* start *
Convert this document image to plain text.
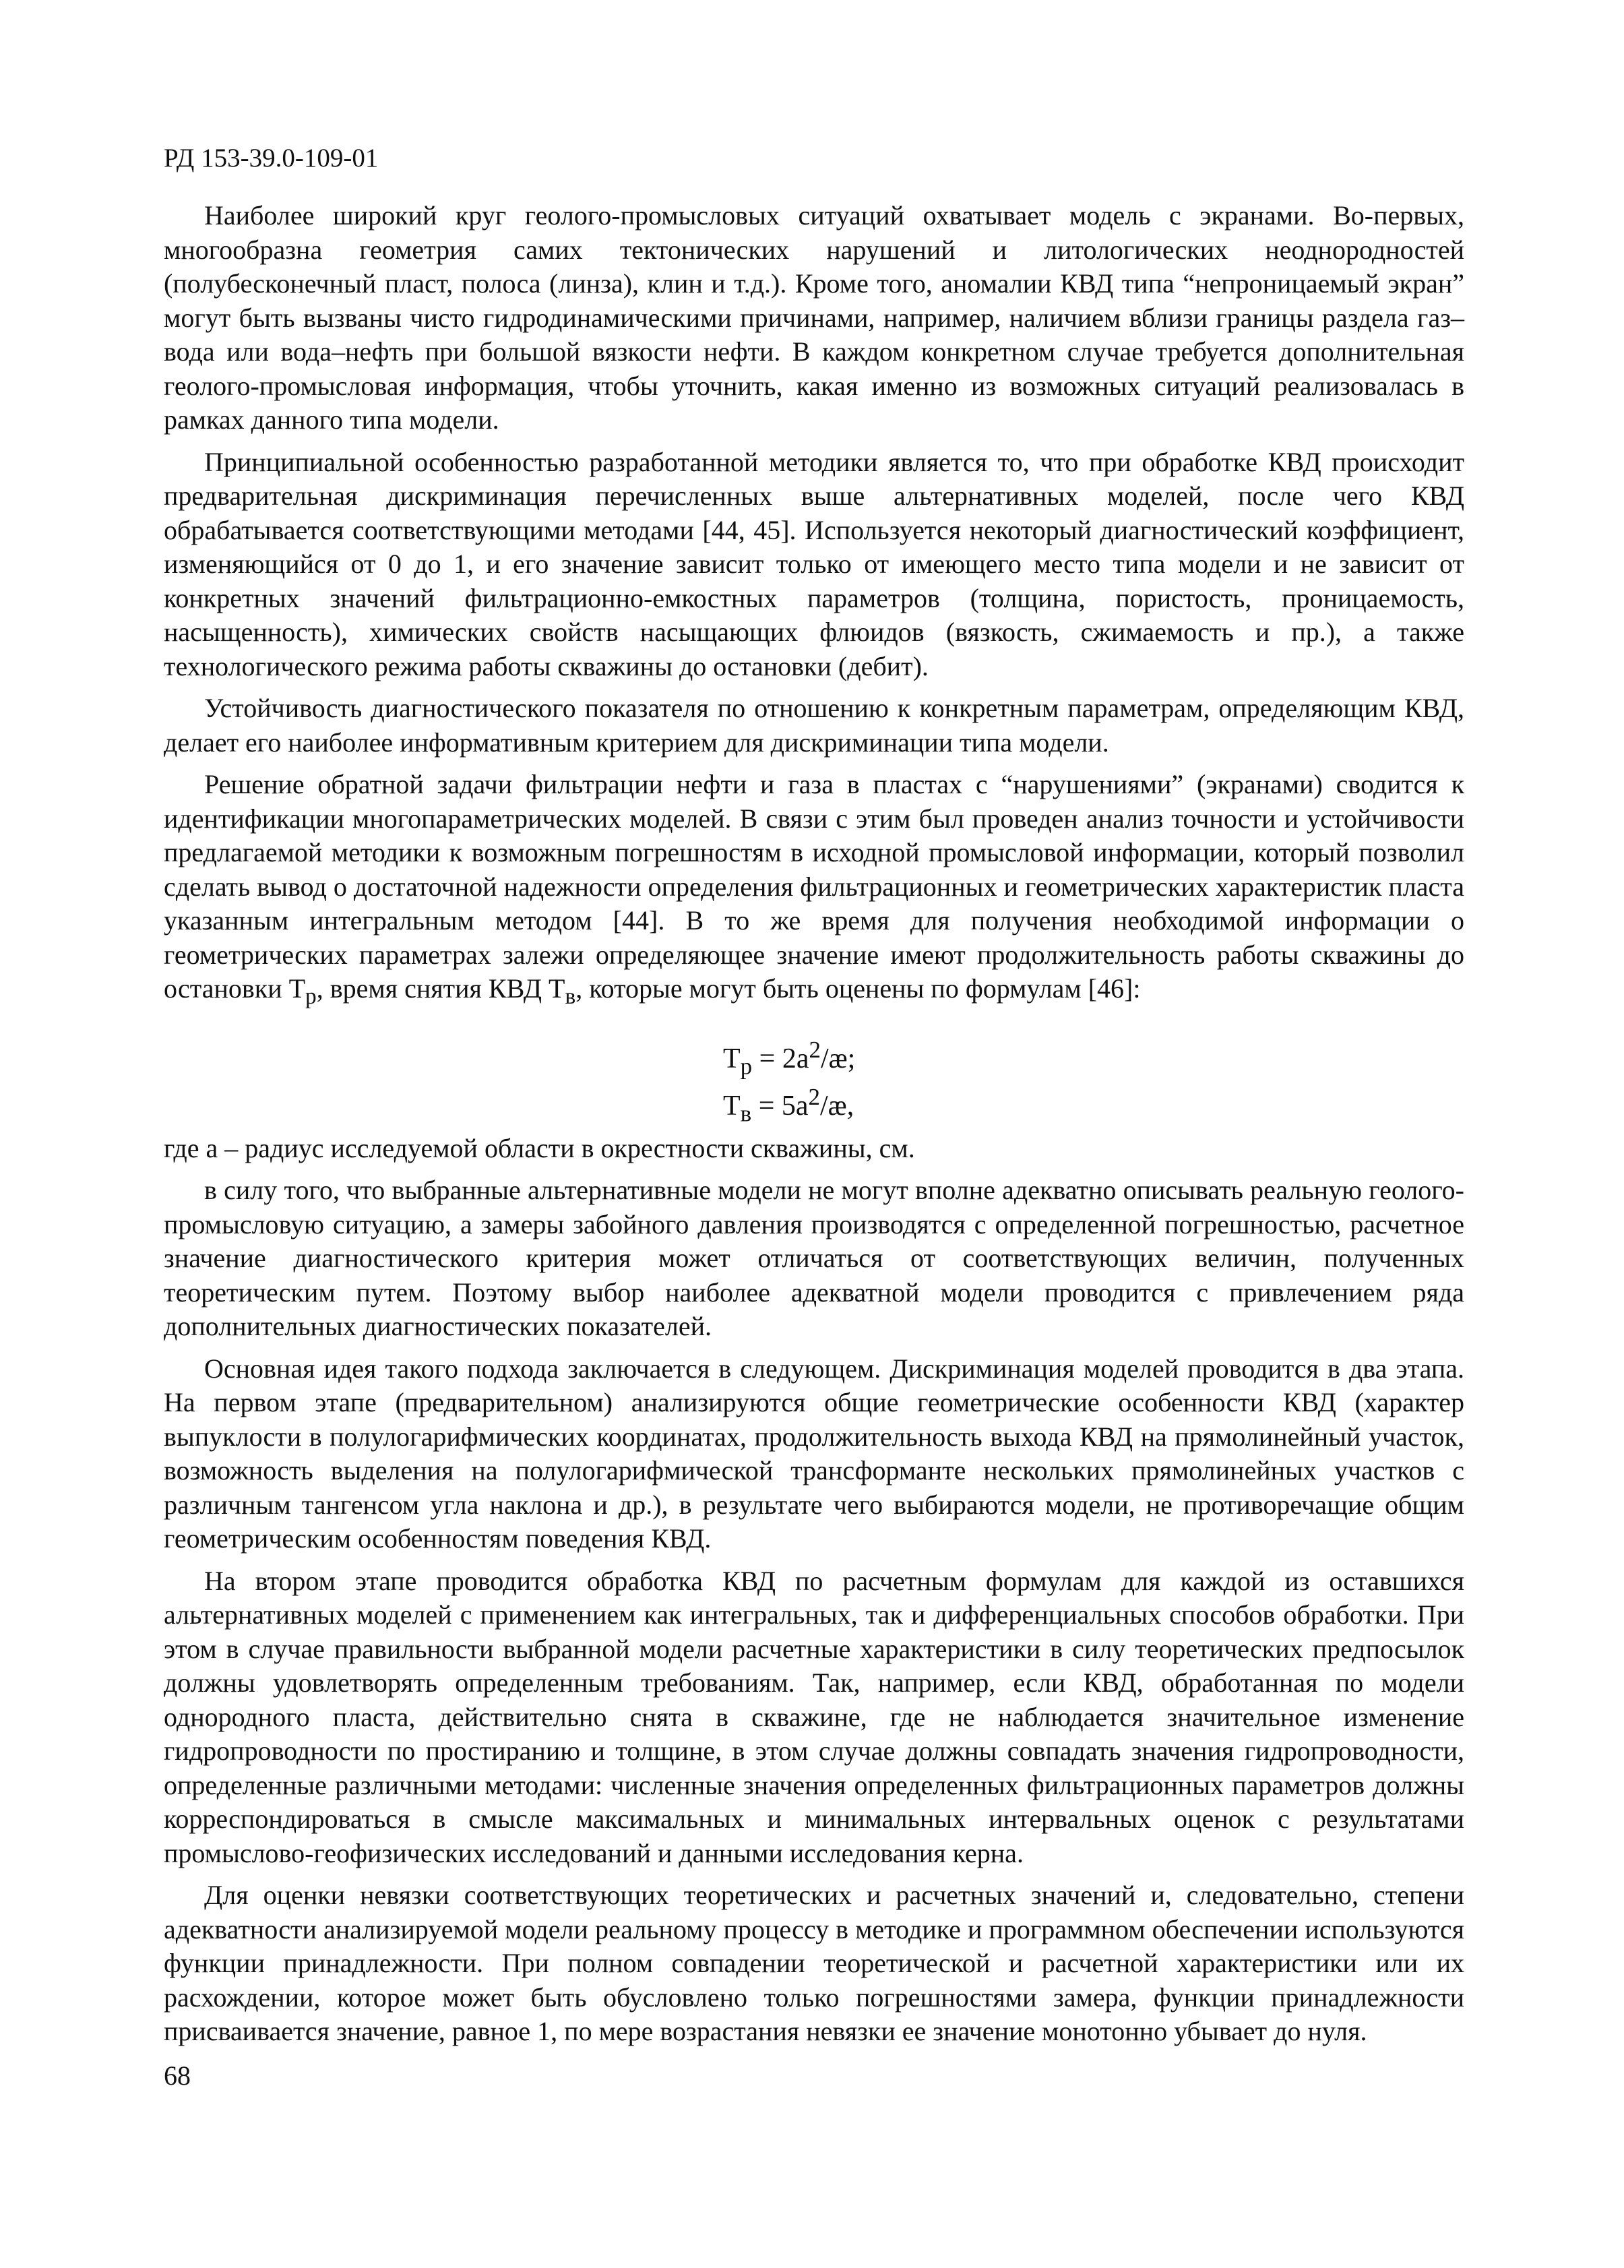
РД 153-39.0-109-01

Наиболее широкий круг геолого-промысловых ситуаций охватывает модель с экранами. Во-первых, многообразна геометрия самих тектонических нарушений и литологических неоднородностей (полубесконечный пласт, полоса (линза), клин и т.д.). Кроме того, аномалии КВД типа “непроницаемый экран” могут быть вызваны чисто гидродинамическими причинами, например, наличием вблизи границы раздела газ–вода или вода–нефть при большой вязкости нефти. В каждом конкретном случае требуется дополнительная геолого-промысловая информация, чтобы уточнить, какая именно из возможных ситуаций реализовалась в рамках данного типа модели.

Принципиальной особенностью разработанной методики является то, что при обработке КВД происходит предварительная дискриминация перечисленных выше альтернативных моделей, после чего КВД обрабатывается соответствующими методами [44, 45]. Используется некоторый диагностический коэффициент, изменяющийся от 0 до 1, и его значение зависит только от имеющего место типа модели и не зависит от конкретных значений фильтрационно-емкостных параметров (толщина, пористость, проницаемость, насыщенность), химических свойств насыщающих флюидов (вязкость, сжимаемость и пр.), а также технологического режима работы скважины до остановки (дебит).

Устойчивость диагностического показателя по отношению к конкретным параметрам, определяющим КВД, делает его наиболее информативным критерием для дискриминации типа модели.

Решение обратной задачи фильтрации нефти и газа в пластах с “нарушениями” (экранами) сводится к идентификации многопараметрических моделей. В связи с этим был проведен анализ точности и устойчивости предлагаемой методики к возможным погрешностям в исходной промысловой информации, который позволил сделать вывод о достаточной надежности определения фильтрационных и геометрических характеристик пласта указанным интегральным методом [44]. В то же время для получения необходимой информации о геометрических параметрах залежи определяющее значение имеют продолжительность работы скважины до остановки $Т_р$, время снятия КВД $Т_в$, которые могут быть оценены по формулам [46]:

$Т_р$ = $2a^2/æ$;
$Т_в$ = $5a^2/æ$,

где а – радиус исследуемой области в окрестности скважины, см.

в силу того, что выбранные альтернативные модели не могут вполне адекватно описывать реальную геолого-промысловую ситуацию, а замеры забойного давления производятся с определенной погрешностью, расчетное значение диагностического критерия может отличаться от соответствующих величин, полученных теоретическим путем. Поэтому выбор наиболее адекватной модели проводится с привлечением ряда дополнительных диагностических показателей.

Основная идея такого подхода заключается в следующем. Дискриминация моделей проводится в два этапа. На первом этапе (предварительном) анализируются общие геометрические особенности КВД (характер выпуклости в полулогарифмических координатах, продолжительность выхода КВД на прямолинейный участок, возможность выделения на полулогарифмической трансформанте нескольких прямолинейных участков с различным тангенсом угла наклона и др.), в результате чего выбираются модели, не противоречащие общим геометрическим особенностям поведения КВД.

На втором этапе проводится обработка КВД по расчетным формулам для каждой из оставшихся альтернативных моделей с применением как интегральных, так и дифференциальных способов обработки. При этом в случае правильности выбранной модели расчетные характеристики в силу теоретических предпосылок должны удовлетворять определенным требованиям. Так, например, если КВД, обработанная по модели однородного пласта, действительно снята в скважине, где не наблюдается значительное изменение гидропроводности по простиранию и толщине, в этом случае должны совпадать значения гидропроводности, определенные различными методами: численные значения определенных фильтрационных параметров должны корреспондироваться в смысле максимальных и минимальных интервальных оценок с результатами промыслово-геофизических исследований и данными исследования керна.

Для оценки невязки соответствующих теоретических и расчетных значений и, следовательно, степени адекватности анализируемой модели реальному процессу в методике и программном обеспечении используются функции принадлежности. При полном совпадении теоретической и расчетной характеристики или их расхождении, которое может быть обусловлено только погрешностями замера, функции принадлежности присваивается значение, равное 1, по мере возрастания невязки ее значение монотонно убывает до нуля.

68
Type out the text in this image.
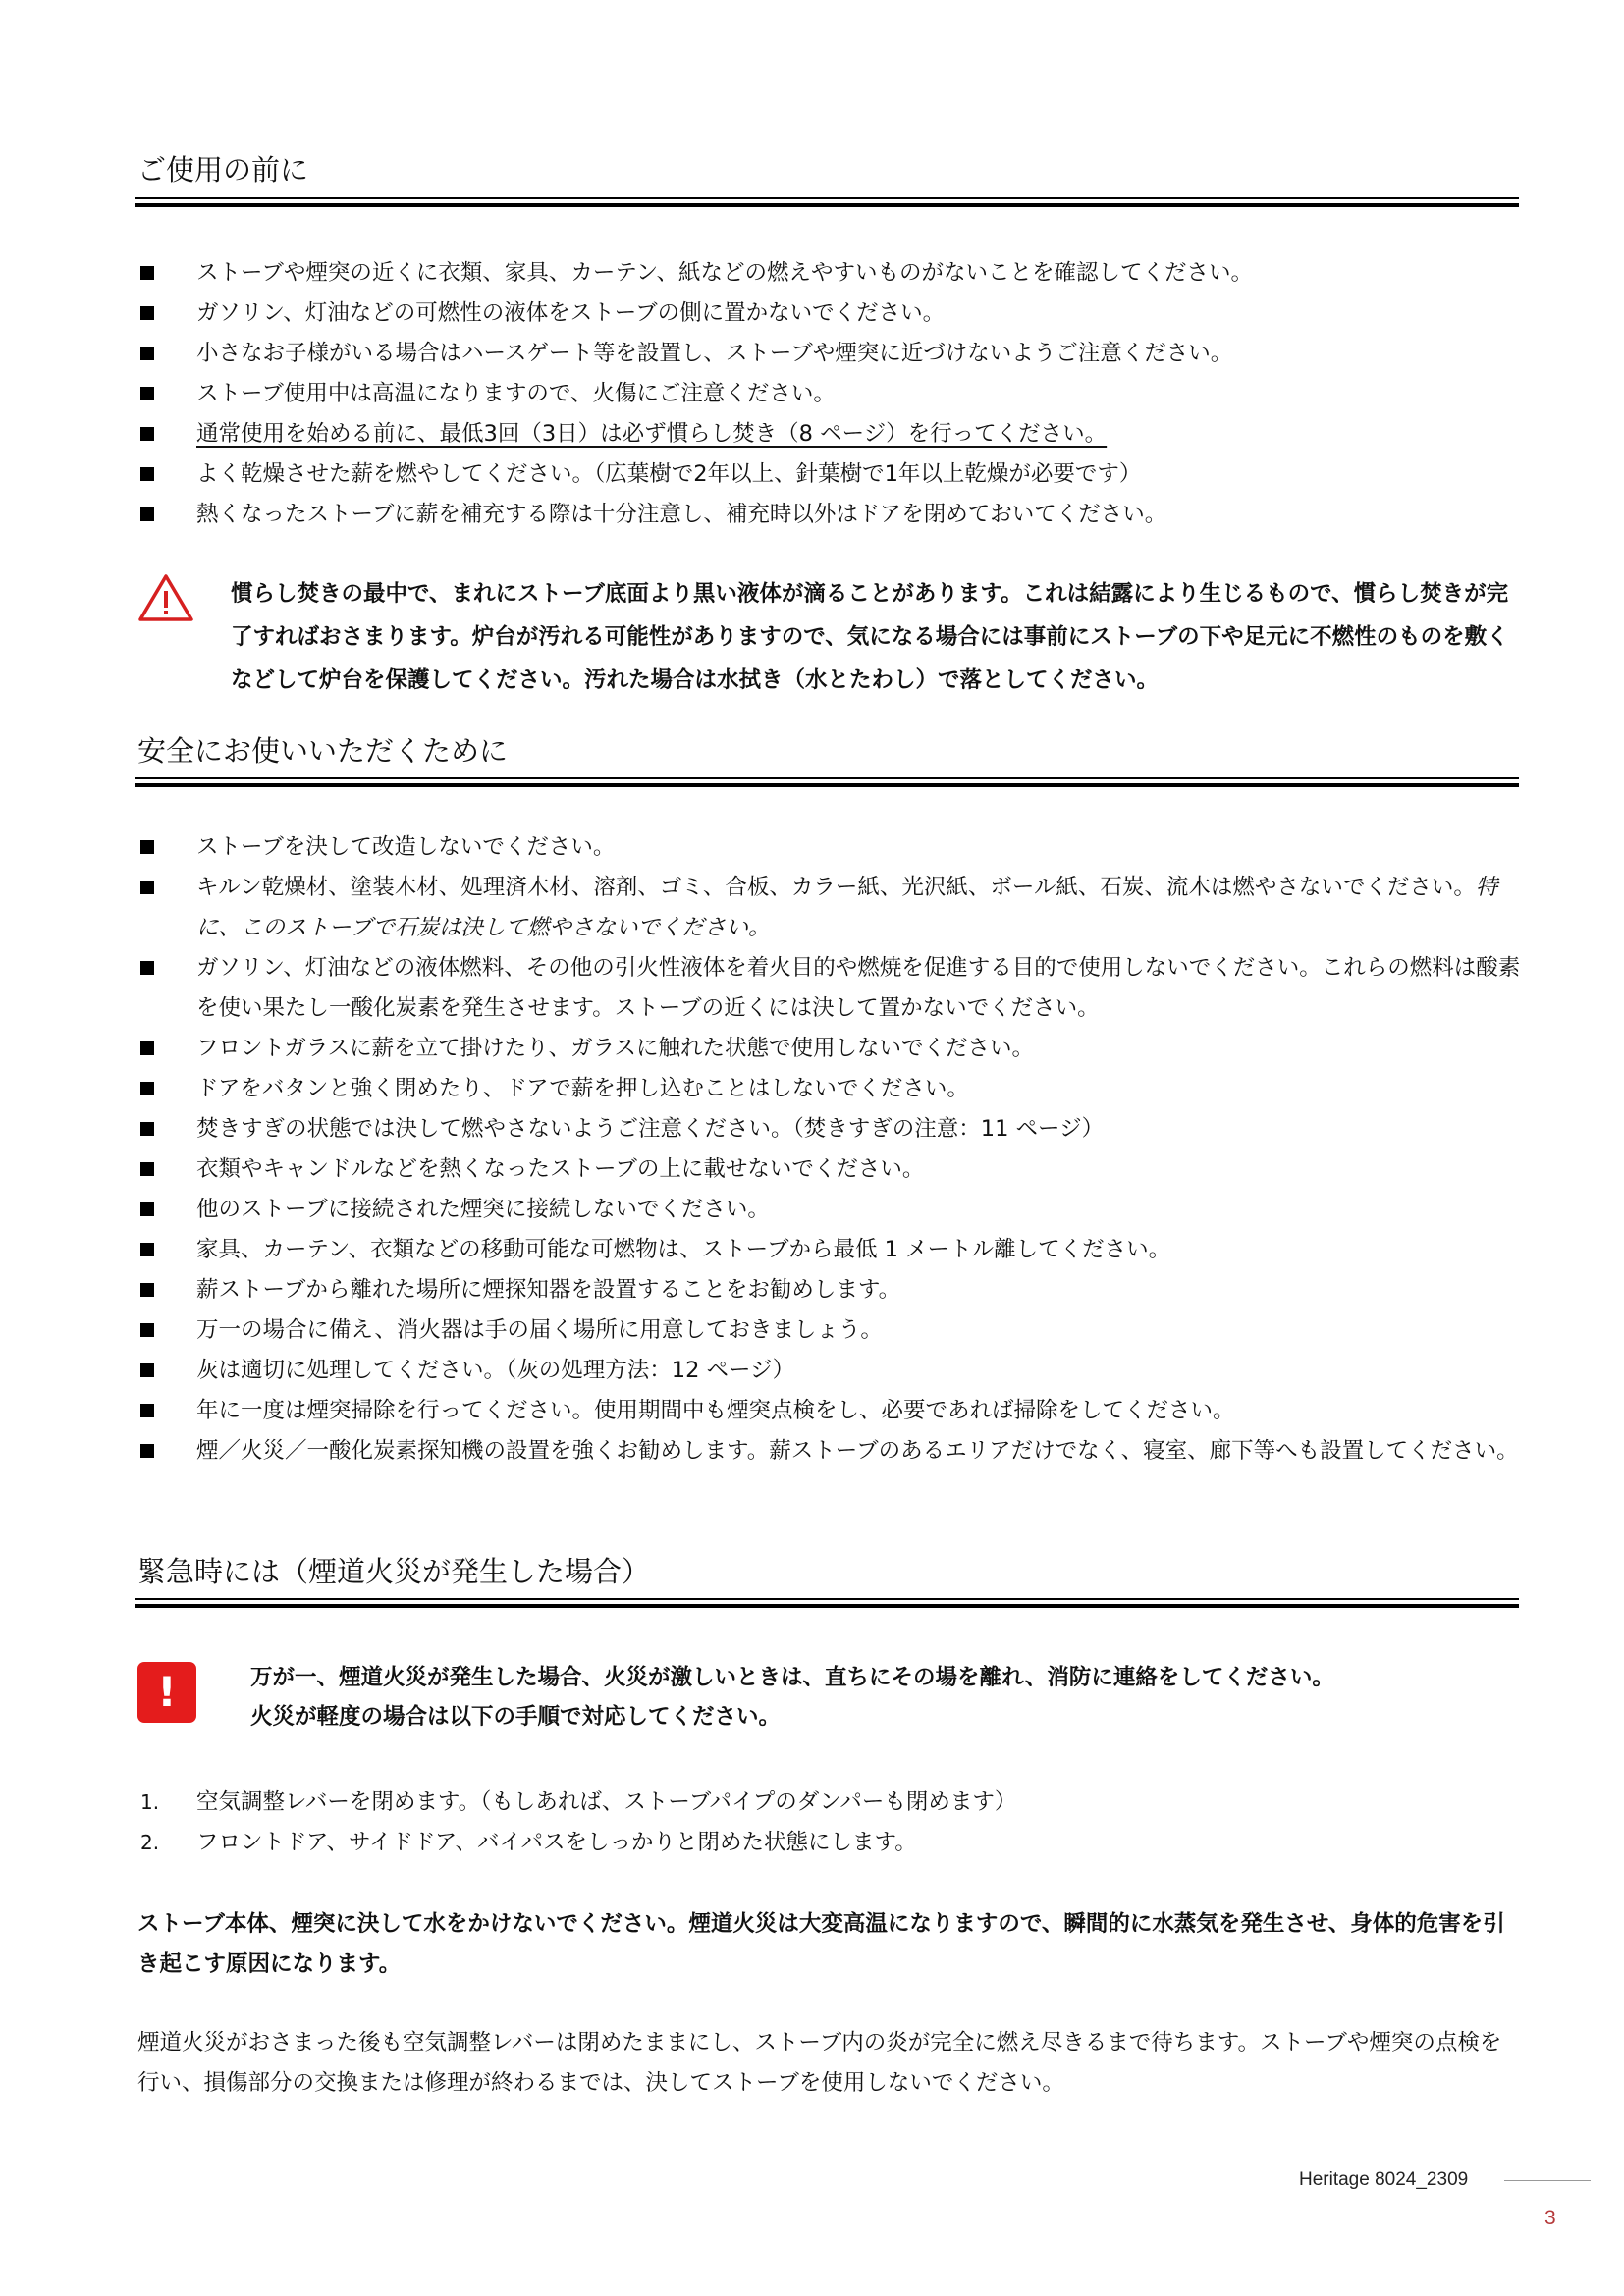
ご使用の前に
ストーブや煙突の近くに衣類、家具、カーテン、紙などの燃えやすいものがないことを確認してください。
ガソリン、灯油などの可燃性の液体をストーブの側に置かないでください。
小さなお子様がいる場合はハースゲート等を設置し、ストーブや煙突に近づけないようご注意ください。
ストーブ使用中は高温になりますので、火傷にご注意ください。
通常使用を始める前に、最低3回（3日）は必ず慣らし焚き（8 ページ）を行ってください。
よく乾燥させた薪を燃やしてください。（広葉樹で2年以上、針葉樹で1年以上乾燥が必要です）
熱くなったストーブに薪を補充する際は十分注意し、補充時以外はドアを閉めておいてください。
慣らし焚きの最中で、まれにストーブ底面より黒い液体が滴ることがあります。これは結露により生じるもので、慣らし焚きが完了すればおさまります。炉台が汚れる可能性がありますので、気になる場合には事前にストーブの下や足元に不燃性のものを敷くなどして炉台を保護してください。汚れた場合は水拭き（水とたわし）で落としてください。
安全にお使いいただくために
ストーブを決して改造しないでください。
キルン乾燥材、塗装木材、処理済木材、溶剤、ゴミ、合板、カラー紙、光沢紙、ボール紙、石炭、流木は燃やさないでください。特に、このストーブで石炭は決して燃やさないでください。
ガソリン、灯油などの液体燃料、その他の引火性液体を着火目的や燃焼を促進する目的で使用しないでください。これらの燃料は酸素を使い果たし一酸化炭素を発生させます。ストーブの近くには決して置かないでください。
フロントガラスに薪を立て掛けたり、ガラスに触れた状態で使用しないでください。
ドアをバタンと強く閉めたり、ドアで薪を押し込むことはしないでください。
焚きすぎの状態では決して燃やさないようご注意ください。（焚きすぎの注意：11 ページ）
衣類やキャンドルなどを熱くなったストーブの上に載せないでください。
他のストーブに接続された煙突に接続しないでください。
家具、カーテン、衣類などの移動可能な可燃物は、ストーブから最低 1 メートル離してください。
薪ストーブから離れた場所に煙探知器を設置することをお勧めします。
万一の場合に備え、消火器は手の届く場所に用意しておきましょう。
灰は適切に処理してください。（灰の処理方法：12 ページ）
年に一度は煙突掃除を行ってください。使用期間中も煙突点検をし、必要であれば掃除をしてください。
煙／火災／一酸化炭素探知機の設置を強くお勧めします。薪ストーブのあるエリアだけでなく、寝室、廊下等へも設置してください。
緊急時には（煙道火災が発生した場合）
!	万が一、煙道火災が発生した場合、火災が激しいときは、直ちにその場を離れ、消防に連絡をしてください。
火災が軽度の場合は以下の手順で対応してください。
1. 空気調整レバーを閉めます。（もしあれば、ストーブパイプのダンパーも閉めます）
2. フロントドア、サイドドア、バイパスをしっかりと閉めた状態にします。
ストーブ本体、煙突に決して水をかけないでください。煙道火災は大変高温になりますので、瞬間的に水蒸気を発生させ、身体的危害を引き起こす原因になります。
煙道火災がおさまった後も空気調整レバーは閉めたままにし、ストーブ内の炎が完全に燃え尽きるまで待ちます。ストーブや煙突の点検を行い、損傷部分の交換または修理が終わるまでは、決してストーブを使用しないでください。
Heritage 8024_2309
3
* end *
Job:
Tally the lines in the listing that hold "диагностического" and report the number alone.

Solution to this problem:
2